→ **Required work**
Reproduce every entry below precisely. Pictures are excluded from the copy.

→ **Dataset excerpts**
::::::
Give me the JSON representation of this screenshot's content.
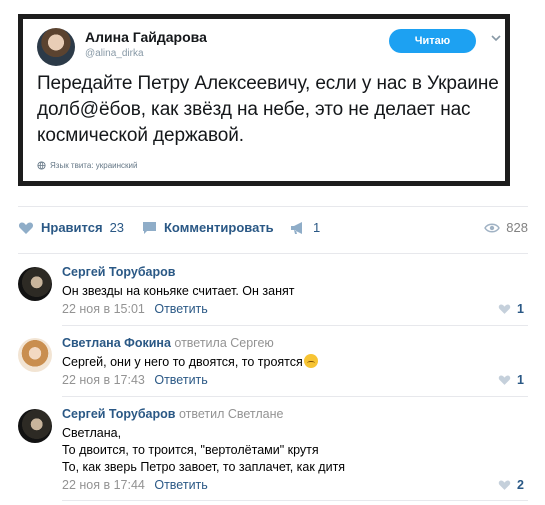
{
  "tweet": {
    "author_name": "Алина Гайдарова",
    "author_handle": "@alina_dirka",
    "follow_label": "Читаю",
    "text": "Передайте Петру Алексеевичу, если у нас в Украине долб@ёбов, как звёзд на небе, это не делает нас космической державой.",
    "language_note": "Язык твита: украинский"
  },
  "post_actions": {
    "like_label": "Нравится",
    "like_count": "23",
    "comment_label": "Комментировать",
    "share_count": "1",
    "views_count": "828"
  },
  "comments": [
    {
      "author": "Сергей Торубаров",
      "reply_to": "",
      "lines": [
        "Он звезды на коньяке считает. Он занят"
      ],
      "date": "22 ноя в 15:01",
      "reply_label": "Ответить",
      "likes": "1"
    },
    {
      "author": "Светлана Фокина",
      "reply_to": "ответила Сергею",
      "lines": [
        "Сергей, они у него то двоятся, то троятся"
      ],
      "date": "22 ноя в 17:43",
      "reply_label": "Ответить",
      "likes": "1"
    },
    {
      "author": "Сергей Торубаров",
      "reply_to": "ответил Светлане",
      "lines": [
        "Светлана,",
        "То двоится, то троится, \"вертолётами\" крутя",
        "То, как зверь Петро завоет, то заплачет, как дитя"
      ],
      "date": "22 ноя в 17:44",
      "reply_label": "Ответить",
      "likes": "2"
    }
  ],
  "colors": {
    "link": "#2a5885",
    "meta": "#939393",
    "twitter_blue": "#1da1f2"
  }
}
::::::
→ **Output for this task**
Give me the JSON representation of this screenshot's content.
{
  "tweet": {
    "author_name": "Алина Гайдарова",
    "author_handle": "@alina_dirka",
    "follow_label": "Читаю",
    "text": "Передайте Петру Алексеевичу, если у нас в Украине долб@ёбов, как звёзд на небе, это не делает нас космической державой.",
    "language_note": "Язык твита: украинский"
  },
  "post_actions": {
    "like_label": "Нравится",
    "like_count": "23",
    "comment_label": "Комментировать",
    "share_count": "1",
    "views_count": "828"
  },
  "comments": [
    {
      "author": "Сергей Торубаров",
      "reply_to": "",
      "lines": [
        "Он звезды на коньяке считает. Он занят"
      ],
      "date": "22 ноя в 15:01",
      "reply_label": "Ответить",
      "likes": "1"
    },
    {
      "author": "Светлана Фокина",
      "reply_to": "ответила Сергею",
      "lines": [
        "Сергей, они у него то двоятся, то троятся"
      ],
      "date": "22 ноя в 17:43",
      "reply_label": "Ответить",
      "likes": "1"
    },
    {
      "author": "Сергей Торубаров",
      "reply_to": "ответил Светлане",
      "lines": [
        "Светлана,",
        "То двоится, то троится, \"вертолётами\" крутя",
        "То, как зверь Петро завоет, то заплачет, как дитя"
      ],
      "date": "22 ноя в 17:44",
      "reply_label": "Ответить",
      "likes": "2"
    }
  ],
  "colors": {
    "link": "#2a5885",
    "meta": "#939393",
    "twitter_blue": "#1da1f2"
  }
}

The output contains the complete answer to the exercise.